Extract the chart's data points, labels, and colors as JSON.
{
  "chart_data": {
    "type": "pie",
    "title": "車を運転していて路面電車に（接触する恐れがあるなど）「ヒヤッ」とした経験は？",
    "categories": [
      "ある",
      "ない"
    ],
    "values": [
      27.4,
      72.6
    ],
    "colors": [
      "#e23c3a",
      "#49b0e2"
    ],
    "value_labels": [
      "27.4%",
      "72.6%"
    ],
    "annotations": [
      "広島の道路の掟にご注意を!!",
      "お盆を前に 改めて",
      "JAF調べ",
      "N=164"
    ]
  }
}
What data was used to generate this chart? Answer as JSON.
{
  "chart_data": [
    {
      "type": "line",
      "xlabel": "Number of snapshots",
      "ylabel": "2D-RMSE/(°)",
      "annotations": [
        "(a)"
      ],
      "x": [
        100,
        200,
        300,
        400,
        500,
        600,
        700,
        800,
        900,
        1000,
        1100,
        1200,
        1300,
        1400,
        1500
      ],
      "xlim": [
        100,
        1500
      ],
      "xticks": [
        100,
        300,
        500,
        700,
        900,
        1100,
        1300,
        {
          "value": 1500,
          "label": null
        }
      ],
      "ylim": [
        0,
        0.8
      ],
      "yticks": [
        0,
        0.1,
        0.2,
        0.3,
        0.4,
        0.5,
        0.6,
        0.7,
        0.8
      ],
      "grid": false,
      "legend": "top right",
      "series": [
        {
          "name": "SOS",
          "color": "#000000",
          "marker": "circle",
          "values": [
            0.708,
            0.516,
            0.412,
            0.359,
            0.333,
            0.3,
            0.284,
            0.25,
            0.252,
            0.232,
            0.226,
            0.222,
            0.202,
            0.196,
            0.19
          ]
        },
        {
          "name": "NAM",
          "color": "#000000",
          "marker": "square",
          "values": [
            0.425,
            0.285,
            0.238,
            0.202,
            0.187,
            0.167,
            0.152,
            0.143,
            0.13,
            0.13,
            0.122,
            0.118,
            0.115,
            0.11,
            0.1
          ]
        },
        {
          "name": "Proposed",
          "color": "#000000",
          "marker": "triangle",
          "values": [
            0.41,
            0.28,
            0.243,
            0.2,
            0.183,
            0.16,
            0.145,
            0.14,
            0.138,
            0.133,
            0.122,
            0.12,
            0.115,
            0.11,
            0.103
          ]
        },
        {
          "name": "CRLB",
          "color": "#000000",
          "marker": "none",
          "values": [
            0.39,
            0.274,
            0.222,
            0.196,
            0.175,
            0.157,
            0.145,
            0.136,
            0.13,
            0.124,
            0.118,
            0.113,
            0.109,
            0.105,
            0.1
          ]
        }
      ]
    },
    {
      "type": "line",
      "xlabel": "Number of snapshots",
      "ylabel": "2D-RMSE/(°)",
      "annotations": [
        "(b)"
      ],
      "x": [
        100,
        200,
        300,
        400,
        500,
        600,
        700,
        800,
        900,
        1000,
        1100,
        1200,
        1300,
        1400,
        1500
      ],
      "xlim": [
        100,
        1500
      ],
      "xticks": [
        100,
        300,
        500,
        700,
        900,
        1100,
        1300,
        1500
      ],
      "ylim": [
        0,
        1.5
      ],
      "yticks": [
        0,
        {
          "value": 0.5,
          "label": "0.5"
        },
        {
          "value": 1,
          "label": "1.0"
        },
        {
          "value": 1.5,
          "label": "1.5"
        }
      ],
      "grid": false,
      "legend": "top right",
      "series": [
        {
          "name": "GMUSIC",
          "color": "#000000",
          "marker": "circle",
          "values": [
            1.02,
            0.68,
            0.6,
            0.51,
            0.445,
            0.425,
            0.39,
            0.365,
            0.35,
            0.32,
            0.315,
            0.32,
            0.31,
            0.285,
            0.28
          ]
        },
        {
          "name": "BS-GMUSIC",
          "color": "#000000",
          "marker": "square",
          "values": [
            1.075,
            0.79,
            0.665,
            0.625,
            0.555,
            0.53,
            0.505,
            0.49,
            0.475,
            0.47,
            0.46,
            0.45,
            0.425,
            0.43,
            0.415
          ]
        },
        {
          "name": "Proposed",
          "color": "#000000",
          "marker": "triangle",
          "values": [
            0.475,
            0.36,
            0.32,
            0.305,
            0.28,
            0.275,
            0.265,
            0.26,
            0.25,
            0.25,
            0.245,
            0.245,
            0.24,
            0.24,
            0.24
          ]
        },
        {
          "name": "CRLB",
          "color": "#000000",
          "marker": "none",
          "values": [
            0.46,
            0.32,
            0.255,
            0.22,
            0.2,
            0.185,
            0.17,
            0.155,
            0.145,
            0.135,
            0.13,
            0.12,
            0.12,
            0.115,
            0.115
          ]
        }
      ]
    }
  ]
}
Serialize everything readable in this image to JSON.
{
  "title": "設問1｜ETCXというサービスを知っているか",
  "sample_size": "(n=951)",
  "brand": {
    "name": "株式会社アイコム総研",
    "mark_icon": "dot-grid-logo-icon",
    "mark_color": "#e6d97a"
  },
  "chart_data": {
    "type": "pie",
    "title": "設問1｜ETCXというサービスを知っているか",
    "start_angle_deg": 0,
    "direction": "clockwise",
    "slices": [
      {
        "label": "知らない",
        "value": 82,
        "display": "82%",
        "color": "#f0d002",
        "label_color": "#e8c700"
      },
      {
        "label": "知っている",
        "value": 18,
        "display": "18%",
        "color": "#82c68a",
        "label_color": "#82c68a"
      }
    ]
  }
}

======

### Work to be completed
Pull out each line holding the string "JSON".

### Written solution
Extract the chart's data points, labels, and colors as JSON.
What data was used to generate this chart? Answer as JSON.
Serialize everything readable in this image to JSON.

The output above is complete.